● **What is asked**:
All lines holding the string "values" are to be shown.

● **Dataset content**:
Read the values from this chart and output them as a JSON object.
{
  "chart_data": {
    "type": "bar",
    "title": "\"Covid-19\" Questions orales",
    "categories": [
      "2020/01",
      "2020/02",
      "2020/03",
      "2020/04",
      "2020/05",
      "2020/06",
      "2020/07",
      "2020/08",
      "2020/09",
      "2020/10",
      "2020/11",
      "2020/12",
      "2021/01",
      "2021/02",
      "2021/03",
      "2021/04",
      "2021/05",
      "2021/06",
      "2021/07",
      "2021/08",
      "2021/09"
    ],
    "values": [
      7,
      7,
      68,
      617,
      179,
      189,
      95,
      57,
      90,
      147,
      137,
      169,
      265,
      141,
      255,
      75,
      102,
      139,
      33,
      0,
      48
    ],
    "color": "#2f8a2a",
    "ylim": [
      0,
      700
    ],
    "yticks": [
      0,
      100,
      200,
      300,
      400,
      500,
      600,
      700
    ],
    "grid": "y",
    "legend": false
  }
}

● **Solution to this exercise**:
Read the values from this chart and output them as a JSON object.
    "values": [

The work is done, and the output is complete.